BRANO PROPOSTO =>
####################

I Coldplay sono diventati la più grande band rock del mondo proprio quando questo concetto ha cominciato a sembrare antiquato. Come un commerciante rivolto al grande pubblico che vuole influenzare il mondo della moda e alla ricerca di designer esclusivi e di sfilate, Chris Martin e compagni hanno raggiunto la loro posizione di rilievo ‘distillando’ i sound dei loro predecessori e degli artisti più celebrati loro contemporanei, ottenendo iper-melodici inni da stadio.

Nei loro primi due album, Parachutes e A Rush of Blood to the Head, hanno messo in ombra il rock spesso ‘rigido’ di U2, David Bowie e Radiohead, rendendolo più gentile e di più facile ascolto; canzoni come “Yellow” e “The Scientist” hanno trovato riscontro nel grande pubblico e sono state accolte nel pop canonico quasi immediatamente. Quel sound seguì, trasformandosi, il suo logico percorso in X&Y, un ambizioso ma pomposo album che vide la band cospargere le loro composizioni con arrangiamenti di archi e flash di elettronica.

####################

RIGHE DI DATI =>
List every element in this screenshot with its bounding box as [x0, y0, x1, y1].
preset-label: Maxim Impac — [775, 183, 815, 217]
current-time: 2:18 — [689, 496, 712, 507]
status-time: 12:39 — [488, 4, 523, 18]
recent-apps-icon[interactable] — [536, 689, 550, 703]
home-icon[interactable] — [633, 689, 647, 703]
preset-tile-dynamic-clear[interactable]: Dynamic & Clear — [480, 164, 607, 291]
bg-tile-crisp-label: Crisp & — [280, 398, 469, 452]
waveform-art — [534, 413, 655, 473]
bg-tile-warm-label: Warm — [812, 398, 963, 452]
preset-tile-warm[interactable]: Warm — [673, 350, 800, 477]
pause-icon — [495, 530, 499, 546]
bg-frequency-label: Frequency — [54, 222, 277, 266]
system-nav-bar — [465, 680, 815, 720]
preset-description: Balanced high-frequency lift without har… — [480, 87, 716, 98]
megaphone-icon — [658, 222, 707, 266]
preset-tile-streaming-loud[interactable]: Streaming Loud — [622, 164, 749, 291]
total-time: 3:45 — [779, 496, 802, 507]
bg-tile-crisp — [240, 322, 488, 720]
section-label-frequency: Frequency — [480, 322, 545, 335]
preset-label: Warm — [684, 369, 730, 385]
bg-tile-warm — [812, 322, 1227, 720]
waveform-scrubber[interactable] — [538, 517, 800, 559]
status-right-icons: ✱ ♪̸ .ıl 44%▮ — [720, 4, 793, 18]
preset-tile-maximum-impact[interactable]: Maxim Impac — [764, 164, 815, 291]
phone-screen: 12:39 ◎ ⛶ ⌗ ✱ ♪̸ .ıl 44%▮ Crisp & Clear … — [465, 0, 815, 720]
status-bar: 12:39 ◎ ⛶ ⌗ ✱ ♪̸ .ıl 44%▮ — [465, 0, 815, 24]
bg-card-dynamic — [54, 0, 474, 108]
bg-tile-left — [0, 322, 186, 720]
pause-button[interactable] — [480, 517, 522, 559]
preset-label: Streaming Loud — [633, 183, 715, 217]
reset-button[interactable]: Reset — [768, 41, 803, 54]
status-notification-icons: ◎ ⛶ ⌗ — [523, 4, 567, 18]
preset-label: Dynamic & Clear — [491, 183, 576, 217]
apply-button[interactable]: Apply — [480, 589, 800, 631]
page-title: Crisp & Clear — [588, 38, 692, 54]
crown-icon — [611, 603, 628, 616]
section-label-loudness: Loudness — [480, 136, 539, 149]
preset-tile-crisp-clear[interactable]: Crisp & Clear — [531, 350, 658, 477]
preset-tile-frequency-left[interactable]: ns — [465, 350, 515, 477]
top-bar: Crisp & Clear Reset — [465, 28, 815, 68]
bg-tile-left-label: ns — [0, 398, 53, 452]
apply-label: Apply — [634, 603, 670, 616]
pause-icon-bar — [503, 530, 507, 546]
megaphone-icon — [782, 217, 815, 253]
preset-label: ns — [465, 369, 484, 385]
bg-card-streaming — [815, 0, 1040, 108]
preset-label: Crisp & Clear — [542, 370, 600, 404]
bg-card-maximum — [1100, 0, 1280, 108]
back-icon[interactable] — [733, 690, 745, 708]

####################

SU COSA LAVORARE =>
**1.** Secondo il brano proposto, quali sono i primi due album dei Coldplay?
**2.** Modifica il tratto del brano proposto compreso tra "I Coldplay sono" e "inni da stadio.", estremi inclusi: al posto di "stadio" scrivi "arena".

SOLUZIONI DEGLI ESERCIZI =>
**1.** Parachutes e A Rush of Blood to the Head.

**2.**
I Coldplay sono diventati la più grande band rock del mondo proprio quando questo concetto ha cominciato a sembrare antiquato. Come un commerciante rivolto al grande pubblico che vuole influenzare il mondo della moda e alla ricerca di designer esclusivi e di sfilate, Chris Martin e compagni hanno raggiunto la loro posizione di rilievo ‘distillando’ i sound dei loro predecessori e degli artisti più celebrati loro contemporanei, ottenendo iper-melodici inni da arena.